--- START Source material ---
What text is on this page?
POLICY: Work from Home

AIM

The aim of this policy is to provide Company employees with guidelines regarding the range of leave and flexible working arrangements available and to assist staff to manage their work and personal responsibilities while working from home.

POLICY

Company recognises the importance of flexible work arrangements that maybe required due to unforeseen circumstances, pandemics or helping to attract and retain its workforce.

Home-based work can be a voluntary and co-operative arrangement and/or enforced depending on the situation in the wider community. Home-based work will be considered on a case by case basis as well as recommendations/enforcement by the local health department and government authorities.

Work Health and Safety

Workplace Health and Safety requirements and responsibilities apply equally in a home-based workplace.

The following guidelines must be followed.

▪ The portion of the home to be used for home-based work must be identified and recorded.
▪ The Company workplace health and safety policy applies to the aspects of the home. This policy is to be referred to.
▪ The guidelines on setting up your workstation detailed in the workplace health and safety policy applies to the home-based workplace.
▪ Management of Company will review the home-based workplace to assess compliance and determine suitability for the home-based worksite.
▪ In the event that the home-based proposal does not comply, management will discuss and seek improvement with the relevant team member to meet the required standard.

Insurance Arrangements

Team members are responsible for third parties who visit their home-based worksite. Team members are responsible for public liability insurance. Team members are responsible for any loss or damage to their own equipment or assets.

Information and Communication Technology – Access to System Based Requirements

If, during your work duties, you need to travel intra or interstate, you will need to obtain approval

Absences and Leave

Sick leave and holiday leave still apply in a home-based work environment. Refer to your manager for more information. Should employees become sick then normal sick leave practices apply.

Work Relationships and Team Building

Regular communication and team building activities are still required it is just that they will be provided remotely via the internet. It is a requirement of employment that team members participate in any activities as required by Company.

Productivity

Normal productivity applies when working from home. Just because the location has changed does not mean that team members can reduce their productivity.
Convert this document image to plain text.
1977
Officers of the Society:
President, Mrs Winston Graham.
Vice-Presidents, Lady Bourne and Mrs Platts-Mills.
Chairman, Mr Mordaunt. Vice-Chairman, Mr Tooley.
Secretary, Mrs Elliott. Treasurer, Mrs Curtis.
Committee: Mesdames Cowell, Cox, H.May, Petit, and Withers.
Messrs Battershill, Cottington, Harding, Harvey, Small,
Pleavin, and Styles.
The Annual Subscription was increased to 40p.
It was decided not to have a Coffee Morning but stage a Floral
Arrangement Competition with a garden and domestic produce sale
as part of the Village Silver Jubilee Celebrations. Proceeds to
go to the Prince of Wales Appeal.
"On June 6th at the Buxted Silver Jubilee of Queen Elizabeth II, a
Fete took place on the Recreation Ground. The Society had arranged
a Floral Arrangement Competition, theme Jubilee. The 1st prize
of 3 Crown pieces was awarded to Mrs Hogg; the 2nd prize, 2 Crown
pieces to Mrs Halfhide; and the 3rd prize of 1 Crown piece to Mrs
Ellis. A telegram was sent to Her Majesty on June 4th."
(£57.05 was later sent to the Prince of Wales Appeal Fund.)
--- END Source material ---
Task directions → List all lines above in which the string "from" appears.

Problem solution →
POLICY: Work from Home
The aim of this policy is to provide Company employees with guidelines regarding the range of leave and flexible working arrangements available and to assist staff to manage their work and personal responsibilities while working from home.
Normal productivity applies when working from home. Just because the location has changed does not mean that team members can reduce their productivity.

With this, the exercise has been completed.